Records for the task.
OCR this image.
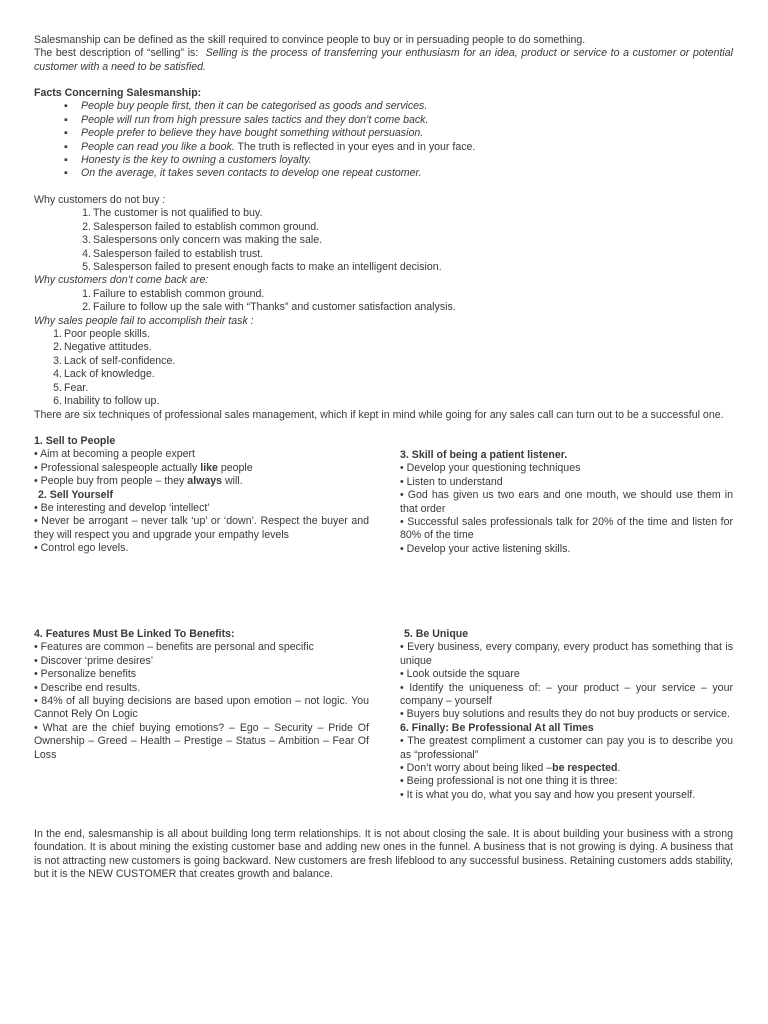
Salesmanship can be defined as the skill required to convince people to buy or in persuading people to do something.

The best description of “selling” is: Selling is the process of transferring your enthusiasm for an idea, product or service to a customer or potential customer with a need to be satisfied.

Facts Concerning Salesmanship:

▪ People buy people first, then it can be categorised as goods and services.
▪ People will run from high pressure sales tactics and they don’t come back.
▪ People prefer to believe they have bought something without persuasion.
▪ People can read you like a book. The truth is reflected in your eyes and in your face.
▪ Honesty is the key to owning a customers loyalty.
▪ On the average, it takes seven contacts to develop one repeat customer.

Why customers do not buy :

1. The customer is not qualified to buy.
2. Salesperson failed to establish common ground.
3. Salespersons only concern was making the sale.
4. Salesperson failed to establish trust.
5. Salesperson failed to present enough facts to make an intelligent decision.

Why customers don’t come back are:

1. Failure to establish common ground.
2. Failure to follow up the sale with “Thanks” and customer satisfaction analysis.

Why sales people fail to accomplish their task :

1. Poor people skills.
2. Negative attitudes.
3. Lack of self-confidence.
4. Lack of knowledge.
5. Fear.
6. Inability to follow up.

There are six techniques of professional sales management, which if kept in mind while going for any sales call can turn out to be a successful one.

1. Sell to People

• Aim at becoming a people expert

• Professional salespeople actually like people

• People buy from people – they always will.

2. Sell Yourself

• Be interesting and develop ‘intellect’

• Never be arrogant – never talk ‘up’ or ‘down’. Respect the buyer and they will respect you and upgrade your empathy levels

• Control ego levels.

3. Skill of being a patient listener.

• Develop your questioning techniques

• Listen to understand

• God has given us two ears and one mouth, we should use them in that order

• Successful sales professionals talk for 20% of the time and listen for 80% of the time

• Develop your active listening skills.

4. Features Must Be Linked To Benefits:

• Features are common – benefits are personal and specific

• Discover ‘prime desires’

• Personalize benefits

• Describe end results.

• 84% of all buying decisions are based upon emotion – not logic. You Cannot Rely On Logic

• What are the chief buying emotions? – Ego – Security – Pride Of Ownership – Greed – Health – Prestige – Status – Ambition – Fear Of Loss

5. Be Unique

• Every business, every company, every product has something that is unique

• Look outside the square

• Identify the uniqueness of: – your product – your service – your company – yourself

• Buyers buy solutions and results they do not buy products or service.

6. Finally: Be Professional At all Times

• The greatest compliment a customer can pay you is to describe you as “professional”

• Don’t worry about being liked –be respected.

• Being professional is not one thing it is three:

• It is what you do, what you say and how you present yourself.

In the end, salesmanship is all about building long term relationships. It is not about closing the sale. It is about building your business with a strong foundation. It is about mining the existing customer base and adding new ones in the funnel. A business that is not growing is dying. A business that is not attracting new customers is going backward. New customers are fresh lifeblood to any successful business. Retaining customers adds stability, but it is the NEW CUSTOMER that creates growth and balance.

Your task. Go through the entries above and output them exactly, without pictures.

Expected answer.
OCR this image.
Salesmanship can be defined as the skill required to convince people to buy or in persuading people to do something.

The best description of “selling” is: Selling is the process of transferring your enthusiasm for an idea, product or service to a customer or potential customer with a need to be satisfied.

Facts Concerning Salesmanship:

▪ People buy people first, then it can be categorised as goods and services.
▪ People will run from high pressure sales tactics and they don’t come back.
▪ People prefer to believe they have bought something without persuasion.
▪ People can read you like a book. The truth is reflected in your eyes and in your face.
▪ Honesty is the key to owning a customers loyalty.
▪ On the average, it takes seven contacts to develop one repeat customer.

Why customers do not buy :

1. The customer is not qualified to buy.
2. Salesperson failed to establish common ground.
3. Salespersons only concern was making the sale.
4. Salesperson failed to establish trust.
5. Salesperson failed to present enough facts to make an intelligent decision.

Why customers don’t come back are:

1. Failure to establish common ground.
2. Failure to follow up the sale with “Thanks” and customer satisfaction analysis.

Why sales people fail to accomplish their task :

1. Poor people skills.
2. Negative attitudes.
3. Lack of self-confidence.
4. Lack of knowledge.
5. Fear.
6. Inability to follow up.

There are six techniques of professional sales management, which if kept in mind while going for any sales call can turn out to be a successful one.

1. Sell to People

• Aim at becoming a people expert

• Professional salespeople actually like people

• People buy from people – they always will.

2. Sell Yourself

• Be interesting and develop ‘intellect’

• Never be arrogant – never talk ‘up’ or ‘down’. Respect the buyer and they will respect you and upgrade your empathy levels

• Control ego levels.

3. Skill of being a patient listener.

• Develop your questioning techniques

• Listen to understand

• God has given us two ears and one mouth, we should use them in that order

• Successful sales professionals talk for 20% of the time and listen for 80% of the time

• Develop your active listening skills.

4. Features Must Be Linked To Benefits:

• Features are common – benefits are personal and specific

• Discover ‘prime desires’

• Personalize benefits

• Describe end results.

• 84% of all buying decisions are based upon emotion – not logic. You Cannot Rely On Logic

• What are the chief buying emotions? – Ego – Security – Pride Of Ownership – Greed – Health – Prestige – Status – Ambition – Fear Of Loss

5. Be Unique

• Every business, every company, every product has something that is unique

• Look outside the square

• Identify the uniqueness of: – your product – your service – your company – yourself

• Buyers buy solutions and results they do not buy products or service.

6. Finally: Be Professional At all Times

• The greatest compliment a customer can pay you is to describe you as “professional”

• Don’t worry about being liked –be respected.

• Being professional is not one thing it is three:

• It is what you do, what you say and how you present yourself.

In the end, salesmanship is all about building long term relationships. It is not about closing the sale. It is about building your business with a strong foundation. It is about mining the existing customer base and adding new ones in the funnel. A business that is not growing is dying. A business that is not attracting new customers is going backward. New customers are fresh lifeblood to any successful business. Retaining customers adds stability, but it is the NEW CUSTOMER that creates growth and balance.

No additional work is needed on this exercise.